• [Task brief]
Compile every line that includes the word "信用货币".

• [The data]

-.-.-

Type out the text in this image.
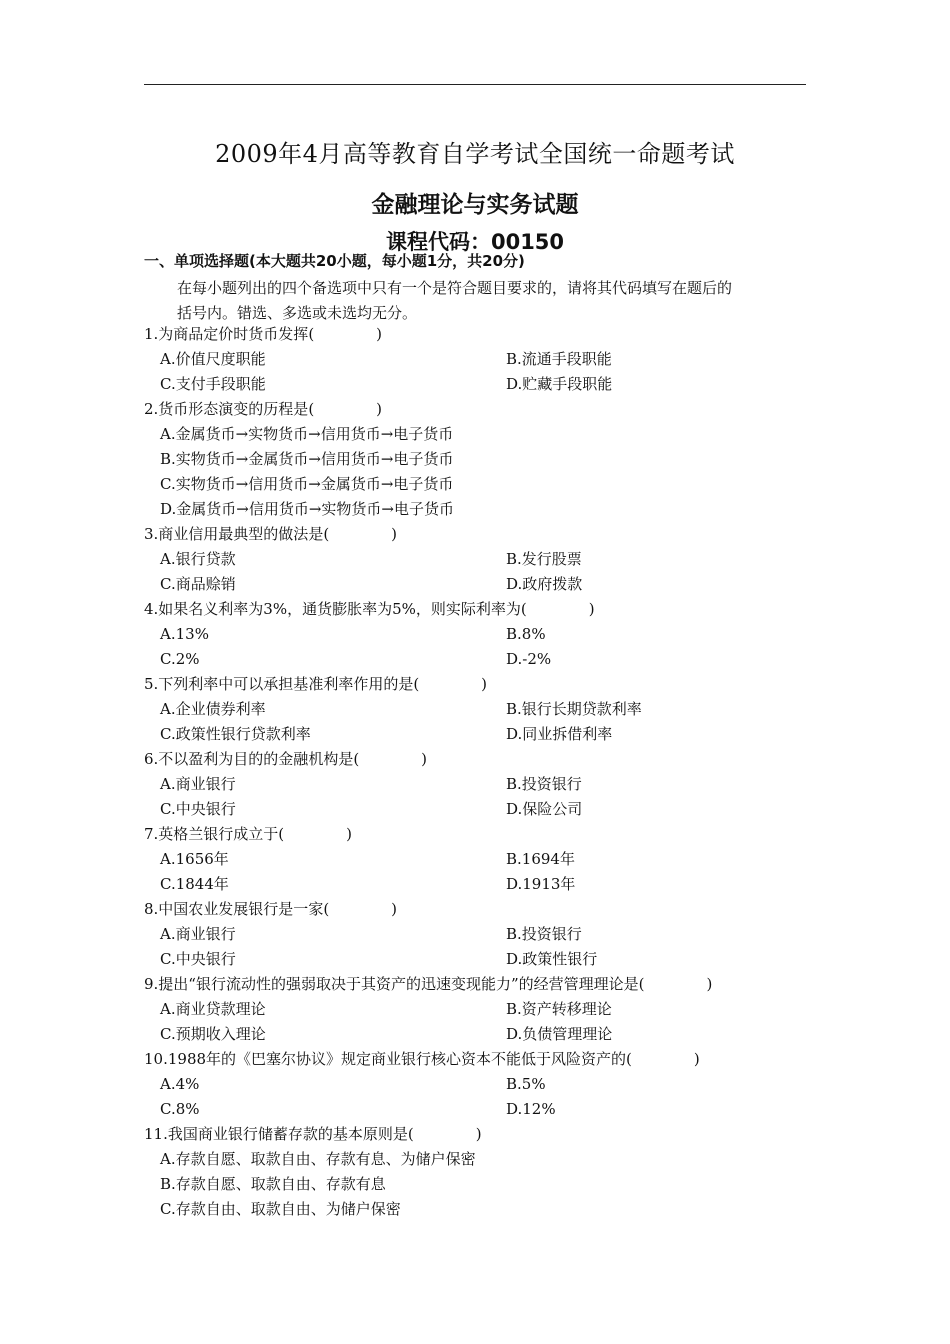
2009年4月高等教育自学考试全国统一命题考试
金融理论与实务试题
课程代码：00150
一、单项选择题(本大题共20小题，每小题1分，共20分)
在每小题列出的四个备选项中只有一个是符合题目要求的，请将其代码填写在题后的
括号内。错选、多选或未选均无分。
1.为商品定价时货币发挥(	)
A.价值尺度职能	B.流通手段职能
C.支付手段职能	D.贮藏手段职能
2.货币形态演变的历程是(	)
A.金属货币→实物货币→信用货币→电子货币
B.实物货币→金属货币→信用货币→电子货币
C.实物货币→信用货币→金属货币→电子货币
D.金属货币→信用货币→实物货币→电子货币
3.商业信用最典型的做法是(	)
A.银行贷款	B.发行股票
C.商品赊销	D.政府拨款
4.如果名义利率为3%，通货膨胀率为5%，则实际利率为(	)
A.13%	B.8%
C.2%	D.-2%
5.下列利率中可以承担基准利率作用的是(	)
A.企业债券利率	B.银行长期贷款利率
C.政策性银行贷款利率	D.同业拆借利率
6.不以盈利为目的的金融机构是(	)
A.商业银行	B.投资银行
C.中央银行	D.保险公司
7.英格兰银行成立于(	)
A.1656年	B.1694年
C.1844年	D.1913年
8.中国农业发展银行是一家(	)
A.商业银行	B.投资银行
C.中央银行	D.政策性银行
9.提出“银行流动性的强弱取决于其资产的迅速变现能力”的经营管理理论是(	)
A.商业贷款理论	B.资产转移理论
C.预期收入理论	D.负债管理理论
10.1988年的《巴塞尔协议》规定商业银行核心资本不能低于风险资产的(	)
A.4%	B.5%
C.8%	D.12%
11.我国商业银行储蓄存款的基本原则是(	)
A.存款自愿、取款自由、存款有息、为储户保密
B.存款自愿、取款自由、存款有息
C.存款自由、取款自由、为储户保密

-.-.-

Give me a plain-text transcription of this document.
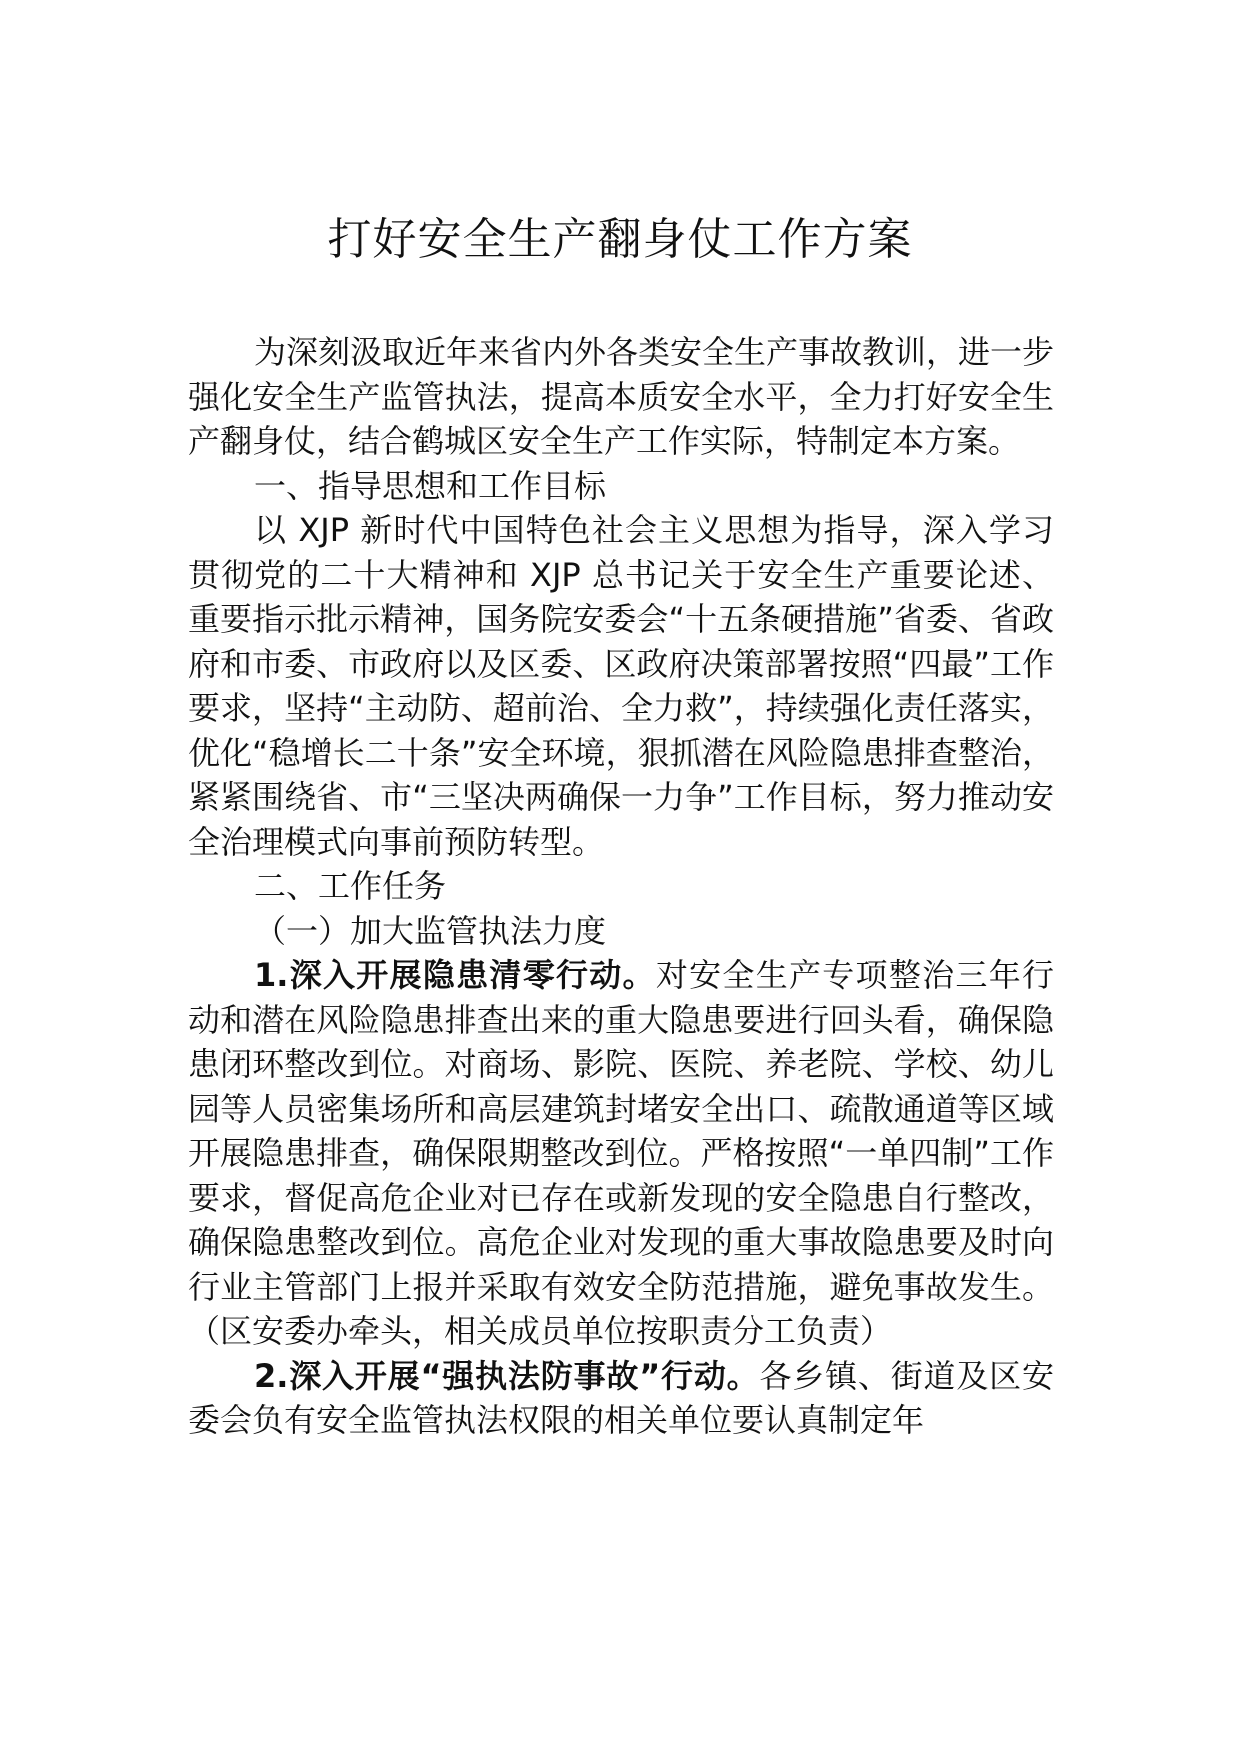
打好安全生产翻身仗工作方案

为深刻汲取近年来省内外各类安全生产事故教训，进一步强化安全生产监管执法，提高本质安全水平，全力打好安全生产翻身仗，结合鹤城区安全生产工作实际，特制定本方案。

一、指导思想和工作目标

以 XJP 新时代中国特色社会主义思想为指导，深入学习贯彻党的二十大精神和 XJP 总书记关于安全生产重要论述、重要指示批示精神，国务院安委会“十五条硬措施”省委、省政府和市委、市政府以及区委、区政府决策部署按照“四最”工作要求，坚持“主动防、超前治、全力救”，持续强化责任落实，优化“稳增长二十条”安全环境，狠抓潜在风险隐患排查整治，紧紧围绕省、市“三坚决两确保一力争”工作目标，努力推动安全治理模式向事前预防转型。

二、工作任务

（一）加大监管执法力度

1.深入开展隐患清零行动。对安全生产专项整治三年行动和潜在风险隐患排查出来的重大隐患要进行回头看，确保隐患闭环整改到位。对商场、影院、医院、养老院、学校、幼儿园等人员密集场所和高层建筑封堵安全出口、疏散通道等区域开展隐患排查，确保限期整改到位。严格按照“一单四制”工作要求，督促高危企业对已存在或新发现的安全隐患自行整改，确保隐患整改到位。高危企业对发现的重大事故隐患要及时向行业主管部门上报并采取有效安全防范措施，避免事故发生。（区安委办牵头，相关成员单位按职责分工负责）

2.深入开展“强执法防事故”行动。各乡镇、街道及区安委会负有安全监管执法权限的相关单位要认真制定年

-.-.-

• [Response to this exercise]
A.金属货币→实物货币→信用货币→电子货币
B.实物货币→金属货币→信用货币→电子货币
C.实物货币→信用货币→金属货币→电子货币
D.金属货币→信用货币→实物货币→电子货币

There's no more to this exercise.